**Records for the exercise**
= = =
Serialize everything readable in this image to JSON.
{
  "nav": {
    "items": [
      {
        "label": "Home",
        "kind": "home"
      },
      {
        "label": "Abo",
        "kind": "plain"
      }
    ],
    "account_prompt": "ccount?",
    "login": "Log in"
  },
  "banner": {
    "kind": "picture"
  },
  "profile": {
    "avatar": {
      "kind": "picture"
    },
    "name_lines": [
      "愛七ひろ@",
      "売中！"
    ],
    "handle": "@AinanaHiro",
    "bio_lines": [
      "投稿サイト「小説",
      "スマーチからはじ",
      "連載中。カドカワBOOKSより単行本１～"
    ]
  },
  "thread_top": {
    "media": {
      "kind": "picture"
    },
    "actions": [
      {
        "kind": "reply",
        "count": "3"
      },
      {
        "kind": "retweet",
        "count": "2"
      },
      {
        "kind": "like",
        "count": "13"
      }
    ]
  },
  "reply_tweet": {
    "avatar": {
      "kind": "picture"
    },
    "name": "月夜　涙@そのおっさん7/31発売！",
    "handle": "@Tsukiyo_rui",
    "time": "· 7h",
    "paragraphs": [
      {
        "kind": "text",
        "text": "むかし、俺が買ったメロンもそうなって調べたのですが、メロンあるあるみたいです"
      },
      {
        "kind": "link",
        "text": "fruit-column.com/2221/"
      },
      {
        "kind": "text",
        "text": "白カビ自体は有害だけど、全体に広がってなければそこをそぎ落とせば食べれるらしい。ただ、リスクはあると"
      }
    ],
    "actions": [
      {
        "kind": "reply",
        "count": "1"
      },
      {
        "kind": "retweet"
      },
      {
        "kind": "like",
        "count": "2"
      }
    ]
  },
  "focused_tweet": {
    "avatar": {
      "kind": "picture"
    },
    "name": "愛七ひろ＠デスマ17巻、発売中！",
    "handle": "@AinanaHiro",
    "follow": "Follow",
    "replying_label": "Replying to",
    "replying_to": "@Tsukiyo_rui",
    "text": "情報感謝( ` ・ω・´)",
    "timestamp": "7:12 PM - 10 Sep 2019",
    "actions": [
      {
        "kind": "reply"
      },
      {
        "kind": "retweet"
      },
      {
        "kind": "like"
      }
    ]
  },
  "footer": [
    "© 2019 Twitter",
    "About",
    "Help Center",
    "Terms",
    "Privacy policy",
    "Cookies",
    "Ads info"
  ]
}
= = =
**Exercise instructions**
Write all of the records out again exactly.

**Task output**
Serialize everything readable in this image to JSON.
{
  "nav": {
    "items": [
      {
        "label": "Home",
        "kind": "home"
      },
      {
        "label": "Abo",
        "kind": "plain"
      }
    ],
    "account_prompt": "ccount?",
    "login": "Log in"
  },
  "banner": {
    "kind": "picture"
  },
  "profile": {
    "avatar": {
      "kind": "picture"
    },
    "name_lines": [
      "愛七ひろ@",
      "売中！"
    ],
    "handle": "@AinanaHiro",
    "bio_lines": [
      "投稿サイト「小説",
      "スマーチからはじ",
      "連載中。カドカワBOOKSより単行本１～"
    ]
  },
  "thread_top": {
    "media": {
      "kind": "picture"
    },
    "actions": [
      {
        "kind": "reply",
        "count": "3"
      },
      {
        "kind": "retweet",
        "count": "2"
      },
      {
        "kind": "like",
        "count": "13"
      }
    ]
  },
  "reply_tweet": {
    "avatar": {
      "kind": "picture"
    },
    "name": "月夜　涙@そのおっさん7/31発売！",
    "handle": "@Tsukiyo_rui",
    "time": "· 7h",
    "paragraphs": [
      {
        "kind": "text",
        "text": "むかし、俺が買ったメロンもそうなって調べたのですが、メロンあるあるみたいです"
      },
      {
        "kind": "link",
        "text": "fruit-column.com/2221/"
      },
      {
        "kind": "text",
        "text": "白カビ自体は有害だけど、全体に広がってなければそこをそぎ落とせば食べれるらしい。ただ、リスクはあると"
      }
    ],
    "actions": [
      {
        "kind": "reply",
        "count": "1"
      },
      {
        "kind": "retweet"
      },
      {
        "kind": "like",
        "count": "2"
      }
    ]
  },
  "focused_tweet": {
    "avatar": {
      "kind": "picture"
    },
    "name": "愛七ひろ＠デスマ17巻、発売中！",
    "handle": "@AinanaHiro",
    "follow": "Follow",
    "replying_label": "Replying to",
    "replying_to": "@Tsukiyo_rui",
    "text": "情報感謝( ` ・ω・´)",
    "timestamp": "7:12 PM - 10 Sep 2019",
    "actions": [
      {
        "kind": "reply"
      },
      {
        "kind": "retweet"
      },
      {
        "kind": "like"
      }
    ]
  },
  "footer": [
    "© 2019 Twitter",
    "About",
    "Help Center",
    "Terms",
    "Privacy policy",
    "Cookies",
    "Ads info"
  ]
}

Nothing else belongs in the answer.